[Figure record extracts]

+++++

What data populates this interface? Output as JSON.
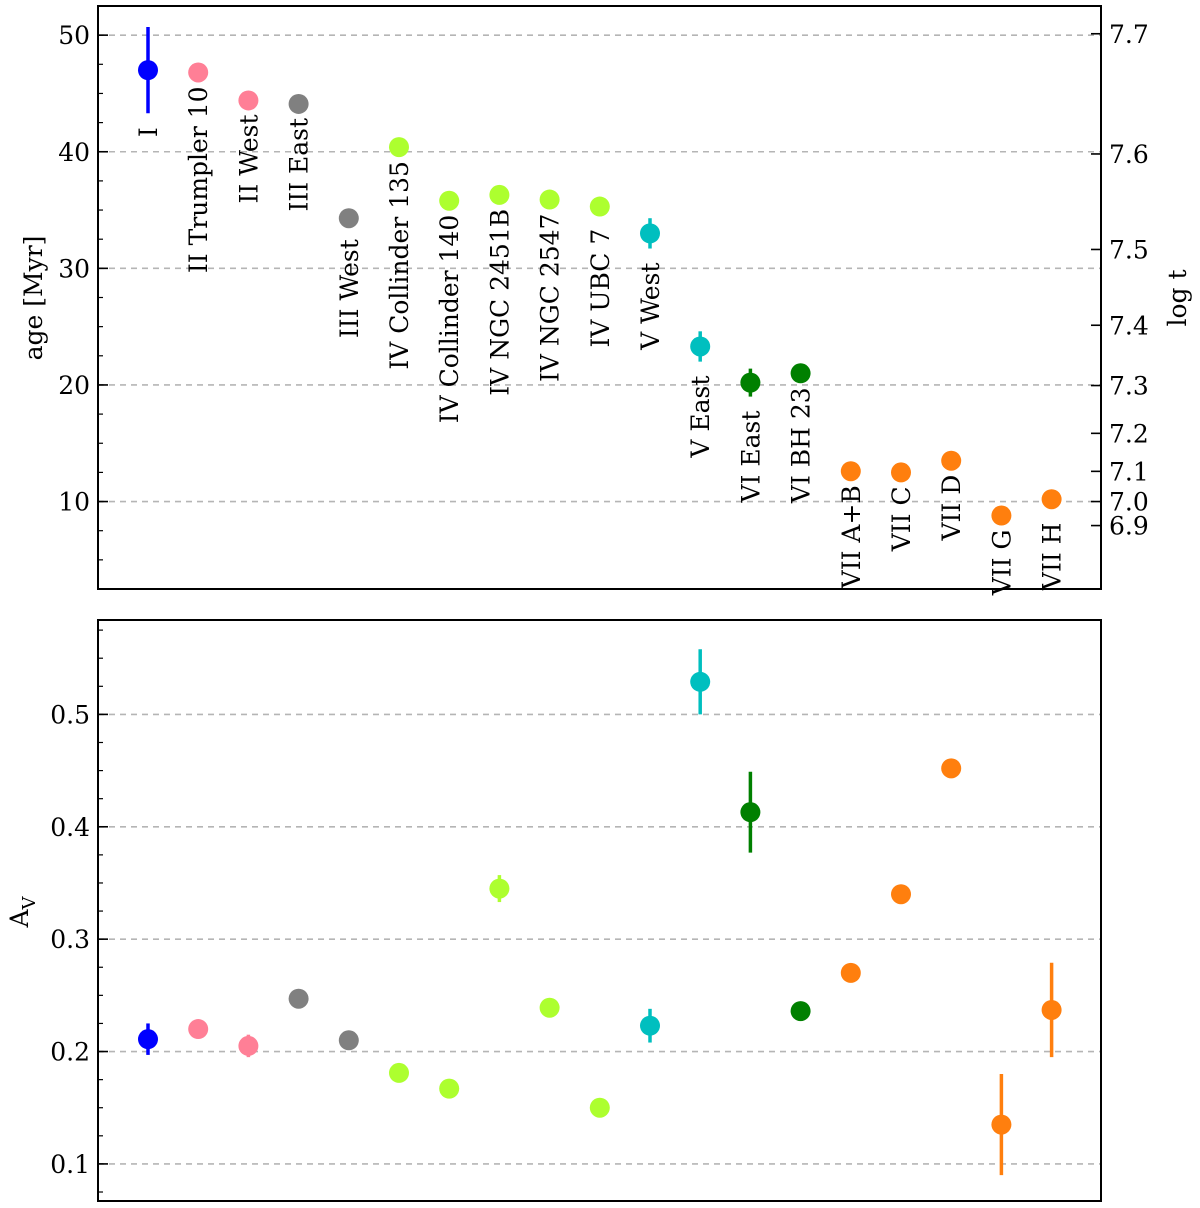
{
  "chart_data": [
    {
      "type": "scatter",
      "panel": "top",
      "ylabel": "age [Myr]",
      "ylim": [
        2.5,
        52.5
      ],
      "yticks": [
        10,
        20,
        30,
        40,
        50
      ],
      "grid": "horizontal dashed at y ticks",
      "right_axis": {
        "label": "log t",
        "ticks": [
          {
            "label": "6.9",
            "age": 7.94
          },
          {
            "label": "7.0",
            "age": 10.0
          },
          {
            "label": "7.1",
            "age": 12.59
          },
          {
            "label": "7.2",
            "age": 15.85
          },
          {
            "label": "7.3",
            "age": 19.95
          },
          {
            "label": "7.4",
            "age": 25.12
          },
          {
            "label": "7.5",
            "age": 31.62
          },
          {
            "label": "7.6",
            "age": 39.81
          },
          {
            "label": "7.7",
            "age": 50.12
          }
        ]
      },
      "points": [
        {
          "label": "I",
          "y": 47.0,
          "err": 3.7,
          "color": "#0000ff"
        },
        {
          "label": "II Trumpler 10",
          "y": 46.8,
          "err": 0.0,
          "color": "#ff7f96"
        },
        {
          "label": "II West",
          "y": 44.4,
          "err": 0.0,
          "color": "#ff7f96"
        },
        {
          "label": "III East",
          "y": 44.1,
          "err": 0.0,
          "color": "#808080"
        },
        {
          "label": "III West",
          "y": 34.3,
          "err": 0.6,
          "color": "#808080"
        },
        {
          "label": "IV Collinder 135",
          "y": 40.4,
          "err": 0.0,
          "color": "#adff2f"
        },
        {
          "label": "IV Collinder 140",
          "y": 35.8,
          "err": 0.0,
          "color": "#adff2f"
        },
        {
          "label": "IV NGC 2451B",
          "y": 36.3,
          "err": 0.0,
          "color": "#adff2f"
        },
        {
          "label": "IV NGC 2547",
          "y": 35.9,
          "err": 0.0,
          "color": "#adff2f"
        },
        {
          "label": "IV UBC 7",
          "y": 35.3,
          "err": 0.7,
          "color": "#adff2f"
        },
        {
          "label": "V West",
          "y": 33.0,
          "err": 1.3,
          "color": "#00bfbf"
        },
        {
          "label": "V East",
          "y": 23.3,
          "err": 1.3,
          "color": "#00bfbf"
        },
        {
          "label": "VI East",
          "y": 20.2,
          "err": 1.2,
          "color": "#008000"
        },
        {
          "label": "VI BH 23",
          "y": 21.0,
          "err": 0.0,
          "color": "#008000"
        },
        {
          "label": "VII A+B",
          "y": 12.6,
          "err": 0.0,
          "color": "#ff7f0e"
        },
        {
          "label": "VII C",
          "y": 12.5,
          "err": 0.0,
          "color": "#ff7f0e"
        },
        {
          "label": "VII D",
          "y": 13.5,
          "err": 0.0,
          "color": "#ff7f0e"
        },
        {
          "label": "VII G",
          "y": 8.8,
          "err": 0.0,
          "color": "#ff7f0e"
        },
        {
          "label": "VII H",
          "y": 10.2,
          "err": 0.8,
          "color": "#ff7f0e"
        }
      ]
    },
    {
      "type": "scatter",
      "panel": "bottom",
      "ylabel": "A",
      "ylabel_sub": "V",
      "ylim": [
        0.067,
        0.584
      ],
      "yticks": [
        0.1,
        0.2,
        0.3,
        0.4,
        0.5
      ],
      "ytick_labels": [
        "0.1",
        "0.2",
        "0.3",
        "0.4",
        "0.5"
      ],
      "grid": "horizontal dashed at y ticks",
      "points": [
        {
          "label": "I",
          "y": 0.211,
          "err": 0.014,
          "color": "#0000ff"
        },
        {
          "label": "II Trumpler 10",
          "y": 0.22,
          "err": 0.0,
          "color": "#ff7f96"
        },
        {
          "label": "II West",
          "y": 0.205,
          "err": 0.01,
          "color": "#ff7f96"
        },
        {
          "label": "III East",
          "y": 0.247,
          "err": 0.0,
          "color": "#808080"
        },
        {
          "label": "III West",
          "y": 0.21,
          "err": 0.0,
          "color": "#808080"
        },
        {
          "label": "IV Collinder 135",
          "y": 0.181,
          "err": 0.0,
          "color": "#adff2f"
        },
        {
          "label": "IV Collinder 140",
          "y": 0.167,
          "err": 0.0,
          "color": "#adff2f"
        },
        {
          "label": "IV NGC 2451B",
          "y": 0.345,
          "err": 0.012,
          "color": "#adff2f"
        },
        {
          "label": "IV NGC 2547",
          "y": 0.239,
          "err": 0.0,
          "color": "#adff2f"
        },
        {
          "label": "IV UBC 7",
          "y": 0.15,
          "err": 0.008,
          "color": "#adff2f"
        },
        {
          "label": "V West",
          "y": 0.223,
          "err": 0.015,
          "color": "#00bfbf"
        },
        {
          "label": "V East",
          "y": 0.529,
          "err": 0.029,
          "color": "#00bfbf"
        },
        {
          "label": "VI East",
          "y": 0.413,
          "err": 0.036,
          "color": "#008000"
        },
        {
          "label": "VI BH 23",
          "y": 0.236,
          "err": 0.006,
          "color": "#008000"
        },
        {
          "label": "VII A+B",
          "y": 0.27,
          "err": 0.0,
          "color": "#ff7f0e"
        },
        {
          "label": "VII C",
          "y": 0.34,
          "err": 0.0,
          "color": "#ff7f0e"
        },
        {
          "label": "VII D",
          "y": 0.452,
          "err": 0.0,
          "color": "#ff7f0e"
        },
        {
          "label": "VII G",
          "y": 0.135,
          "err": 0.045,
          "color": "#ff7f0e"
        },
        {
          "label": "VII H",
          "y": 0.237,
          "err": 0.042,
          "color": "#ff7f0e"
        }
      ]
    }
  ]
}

+++++

> [Description of the task]:
Output all of the records exactly as they appear above, but not the pictures.

> [The reply]:
What data populates this interface? Output as JSON.
{
  "chart_data": [
    {
      "type": "scatter",
      "panel": "top",
      "ylabel": "age [Myr]",
      "ylim": [
        2.5,
        52.5
      ],
      "yticks": [
        10,
        20,
        30,
        40,
        50
      ],
      "grid": "horizontal dashed at y ticks",
      "right_axis": {
        "label": "log t",
        "ticks": [
          {
            "label": "6.9",
            "age": 7.94
          },
          {
            "label": "7.0",
            "age": 10.0
          },
          {
            "label": "7.1",
            "age": 12.59
          },
          {
            "label": "7.2",
            "age": 15.85
          },
          {
            "label": "7.3",
            "age": 19.95
          },
          {
            "label": "7.4",
            "age": 25.12
          },
          {
            "label": "7.5",
            "age": 31.62
          },
          {
            "label": "7.6",
            "age": 39.81
          },
          {
            "label": "7.7",
            "age": 50.12
          }
        ]
      },
      "points": [
        {
          "label": "I",
          "y": 47.0,
          "err": 3.7,
          "color": "#0000ff"
        },
        {
          "label": "II Trumpler 10",
          "y": 46.8,
          "err": 0.0,
          "color": "#ff7f96"
        },
        {
          "label": "II West",
          "y": 44.4,
          "err": 0.0,
          "color": "#ff7f96"
        },
        {
          "label": "III East",
          "y": 44.1,
          "err": 0.0,
          "color": "#808080"
        },
        {
          "label": "III West",
          "y": 34.3,
          "err": 0.6,
          "color": "#808080"
        },
        {
          "label": "IV Collinder 135",
          "y": 40.4,
          "err": 0.0,
          "color": "#adff2f"
        },
        {
          "label": "IV Collinder 140",
          "y": 35.8,
          "err": 0.0,
          "color": "#adff2f"
        },
        {
          "label": "IV NGC 2451B",
          "y": 36.3,
          "err": 0.0,
          "color": "#adff2f"
        },
        {
          "label": "IV NGC 2547",
          "y": 35.9,
          "err": 0.0,
          "color": "#adff2f"
        },
        {
          "label": "IV UBC 7",
          "y": 35.3,
          "err": 0.7,
          "color": "#adff2f"
        },
        {
          "label": "V West",
          "y": 33.0,
          "err": 1.3,
          "color": "#00bfbf"
        },
        {
          "label": "V East",
          "y": 23.3,
          "err": 1.3,
          "color": "#00bfbf"
        },
        {
          "label": "VI East",
          "y": 20.2,
          "err": 1.2,
          "color": "#008000"
        },
        {
          "label": "VI BH 23",
          "y": 21.0,
          "err": 0.0,
          "color": "#008000"
        },
        {
          "label": "VII A+B",
          "y": 12.6,
          "err": 0.0,
          "color": "#ff7f0e"
        },
        {
          "label": "VII C",
          "y": 12.5,
          "err": 0.0,
          "color": "#ff7f0e"
        },
        {
          "label": "VII D",
          "y": 13.5,
          "err": 0.0,
          "color": "#ff7f0e"
        },
        {
          "label": "VII G",
          "y": 8.8,
          "err": 0.0,
          "color": "#ff7f0e"
        },
        {
          "label": "VII H",
          "y": 10.2,
          "err": 0.8,
          "color": "#ff7f0e"
        }
      ]
    },
    {
      "type": "scatter",
      "panel": "bottom",
      "ylabel": "A",
      "ylabel_sub": "V",
      "ylim": [
        0.067,
        0.584
      ],
      "yticks": [
        0.1,
        0.2,
        0.3,
        0.4,
        0.5
      ],
      "ytick_labels": [
        "0.1",
        "0.2",
        "0.3",
        "0.4",
        "0.5"
      ],
      "grid": "horizontal dashed at y ticks",
      "points": [
        {
          "label": "I",
          "y": 0.211,
          "err": 0.014,
          "color": "#0000ff"
        },
        {
          "label": "II Trumpler 10",
          "y": 0.22,
          "err": 0.0,
          "color": "#ff7f96"
        },
        {
          "label": "II West",
          "y": 0.205,
          "err": 0.01,
          "color": "#ff7f96"
        },
        {
          "label": "III East",
          "y": 0.247,
          "err": 0.0,
          "color": "#808080"
        },
        {
          "label": "III West",
          "y": 0.21,
          "err": 0.0,
          "color": "#808080"
        },
        {
          "label": "IV Collinder 135",
          "y": 0.181,
          "err": 0.0,
          "color": "#adff2f"
        },
        {
          "label": "IV Collinder 140",
          "y": 0.167,
          "err": 0.0,
          "color": "#adff2f"
        },
        {
          "label": "IV NGC 2451B",
          "y": 0.345,
          "err": 0.012,
          "color": "#adff2f"
        },
        {
          "label": "IV NGC 2547",
          "y": 0.239,
          "err": 0.0,
          "color": "#adff2f"
        },
        {
          "label": "IV UBC 7",
          "y": 0.15,
          "err": 0.008,
          "color": "#adff2f"
        },
        {
          "label": "V West",
          "y": 0.223,
          "err": 0.015,
          "color": "#00bfbf"
        },
        {
          "label": "V East",
          "y": 0.529,
          "err": 0.029,
          "color": "#00bfbf"
        },
        {
          "label": "VI East",
          "y": 0.413,
          "err": 0.036,
          "color": "#008000"
        },
        {
          "label": "VI BH 23",
          "y": 0.236,
          "err": 0.006,
          "color": "#008000"
        },
        {
          "label": "VII A+B",
          "y": 0.27,
          "err": 0.0,
          "color": "#ff7f0e"
        },
        {
          "label": "VII C",
          "y": 0.34,
          "err": 0.0,
          "color": "#ff7f0e"
        },
        {
          "label": "VII D",
          "y": 0.452,
          "err": 0.0,
          "color": "#ff7f0e"
        },
        {
          "label": "VII G",
          "y": 0.135,
          "err": 0.045,
          "color": "#ff7f0e"
        },
        {
          "label": "VII H",
          "y": 0.237,
          "err": 0.042,
          "color": "#ff7f0e"
        }
      ]
    }
  ]
}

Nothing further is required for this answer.